• [Questions]:
**1.** Translate this sentence from the comment thread into Spanish: "It bothers me however that only half of my readers will be able to read the books I recommend to them."
**2.** Turn the paragraph in the comment thread that begins "I have – infrequently – done reviews" into a short bulleted list of its main points.
**3.** Answer these questions using the comment thread:
(a) On which website does the first commenter follow the rule of providing an English translation?
(b) Where did the blogger post monthly roundups of their reading?
(c) Which two people are named as having built a strong following while discussing hard-to-obtain books?

• [Text provided]:
10 commentaires sur “Message in a Bottle

  1. Some suggestions:
    1. Write book reviews intead of general articles.
    2. You may concentrate on a particular sub-genre (like locked room, mystery, GAD etc) or cover the entire range of crime fiction (however you define it !)
    3. Whenever you write the review in French, provide an English translation also.(I myself follow this rule at Goodreads)

    Aimé par 2 personnes

    1. Thanks for dropping by and for your suggestions.

      I have – infrequently – done reviews in the past and have long considered making it a regular feature of this blog. I actually started my « career » as a reviewer of sorts, posting monthly roundups of my readings on the many Yahoo groups of which I was a member. The catch, for there is one, is that most of the books I read prove hard to impossible to find for most of my readers unless they can read French. For some reason we Froggies have a better access to some English-language crime fiction than the native speakers themselves. It isn’t necessarily a problem: Curtis Evans and John Norris have showed you can build a strong following while mostly discussing books that are sometimes very obscure and hard to obtain. It bothers me however that only half of my readers will be able to read the books I recommend to them. Also and on a more mundane level, I have hated writing summaries since high school, and how can you do a honest review if you don’t tell people what the book is about?

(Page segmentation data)

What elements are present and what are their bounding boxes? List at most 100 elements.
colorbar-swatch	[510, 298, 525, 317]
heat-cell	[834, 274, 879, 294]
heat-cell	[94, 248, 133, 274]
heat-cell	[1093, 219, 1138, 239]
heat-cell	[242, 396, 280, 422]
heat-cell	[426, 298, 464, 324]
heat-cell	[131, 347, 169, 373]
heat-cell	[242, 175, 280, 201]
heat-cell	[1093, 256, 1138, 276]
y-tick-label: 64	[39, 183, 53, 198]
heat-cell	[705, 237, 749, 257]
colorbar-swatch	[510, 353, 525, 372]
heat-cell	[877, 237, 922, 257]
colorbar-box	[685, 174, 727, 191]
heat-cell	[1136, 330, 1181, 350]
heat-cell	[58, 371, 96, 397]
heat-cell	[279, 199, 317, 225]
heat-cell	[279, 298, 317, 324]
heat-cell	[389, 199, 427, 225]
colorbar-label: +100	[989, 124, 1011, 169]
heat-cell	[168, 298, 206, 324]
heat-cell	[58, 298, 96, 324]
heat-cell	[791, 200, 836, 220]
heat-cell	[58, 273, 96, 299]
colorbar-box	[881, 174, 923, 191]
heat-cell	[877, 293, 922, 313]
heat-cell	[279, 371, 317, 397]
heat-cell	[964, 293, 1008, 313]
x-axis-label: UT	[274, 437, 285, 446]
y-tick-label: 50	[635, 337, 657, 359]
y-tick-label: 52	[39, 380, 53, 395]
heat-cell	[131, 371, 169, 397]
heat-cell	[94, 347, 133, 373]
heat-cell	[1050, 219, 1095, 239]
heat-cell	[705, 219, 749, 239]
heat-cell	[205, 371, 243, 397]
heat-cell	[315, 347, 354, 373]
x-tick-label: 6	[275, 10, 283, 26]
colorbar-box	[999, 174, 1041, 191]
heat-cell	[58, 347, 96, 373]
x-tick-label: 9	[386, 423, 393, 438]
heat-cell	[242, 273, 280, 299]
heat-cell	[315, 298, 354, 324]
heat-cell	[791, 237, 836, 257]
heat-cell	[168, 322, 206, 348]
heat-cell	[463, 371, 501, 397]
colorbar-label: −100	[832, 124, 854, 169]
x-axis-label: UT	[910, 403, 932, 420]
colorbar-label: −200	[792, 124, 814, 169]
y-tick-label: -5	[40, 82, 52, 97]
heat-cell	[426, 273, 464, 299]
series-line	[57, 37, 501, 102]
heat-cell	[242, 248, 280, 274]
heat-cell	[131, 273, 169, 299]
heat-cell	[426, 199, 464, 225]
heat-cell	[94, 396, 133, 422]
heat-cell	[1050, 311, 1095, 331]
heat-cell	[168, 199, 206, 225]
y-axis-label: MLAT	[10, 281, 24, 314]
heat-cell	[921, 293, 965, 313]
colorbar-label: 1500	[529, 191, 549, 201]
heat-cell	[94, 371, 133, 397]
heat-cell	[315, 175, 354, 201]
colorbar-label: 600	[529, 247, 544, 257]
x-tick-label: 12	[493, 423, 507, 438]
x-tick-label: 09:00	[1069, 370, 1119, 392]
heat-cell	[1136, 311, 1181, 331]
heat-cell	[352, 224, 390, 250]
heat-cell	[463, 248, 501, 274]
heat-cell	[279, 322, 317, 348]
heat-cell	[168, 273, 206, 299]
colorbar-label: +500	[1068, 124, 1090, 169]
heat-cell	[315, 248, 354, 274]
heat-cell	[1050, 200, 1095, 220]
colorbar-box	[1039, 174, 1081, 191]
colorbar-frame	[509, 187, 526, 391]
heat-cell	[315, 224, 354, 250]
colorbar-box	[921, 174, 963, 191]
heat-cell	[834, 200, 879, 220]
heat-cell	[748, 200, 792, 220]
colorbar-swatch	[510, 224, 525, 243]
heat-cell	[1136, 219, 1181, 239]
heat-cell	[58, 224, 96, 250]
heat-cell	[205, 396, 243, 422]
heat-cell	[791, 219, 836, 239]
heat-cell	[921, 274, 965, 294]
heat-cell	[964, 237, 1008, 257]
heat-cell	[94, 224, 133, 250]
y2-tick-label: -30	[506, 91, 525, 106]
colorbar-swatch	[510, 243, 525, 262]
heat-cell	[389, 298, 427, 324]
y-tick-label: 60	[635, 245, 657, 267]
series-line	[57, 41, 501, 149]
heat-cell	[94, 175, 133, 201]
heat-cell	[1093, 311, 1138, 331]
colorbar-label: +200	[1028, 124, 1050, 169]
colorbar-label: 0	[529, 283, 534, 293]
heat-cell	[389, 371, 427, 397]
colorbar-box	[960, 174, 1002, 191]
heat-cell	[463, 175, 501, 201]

• [Results]:
**1.** Sin embargo, me molesta que solo la mitad de mis lectores pueda leer los libros que les recomiendo.

**2.**
- The blogger has occasionally written reviews and has long considered making them a regular feature of the blog.
- The blogger began as a reviewer of sorts by posting monthly roundups of their reading on many Yahoo groups.
- Most of the books the blogger reads are hard or impossible for most readers to find unless they read French.
- French readers have better access to some English-language crime fiction than native speakers do.
- Curtis Evans and John Norris have built strong followings while mostly discussing obscure, hard-to-find books.
- It still bothers the blogger that only half of their readers could read the recommended books.
- The blogger has hated writing summaries since high school but considers them necessary for an honest review.

**3.**
(a) Goodreads.
(b) On the many Yahoo groups of which the blogger was a member.
(c) Curtis Evans and John Norris.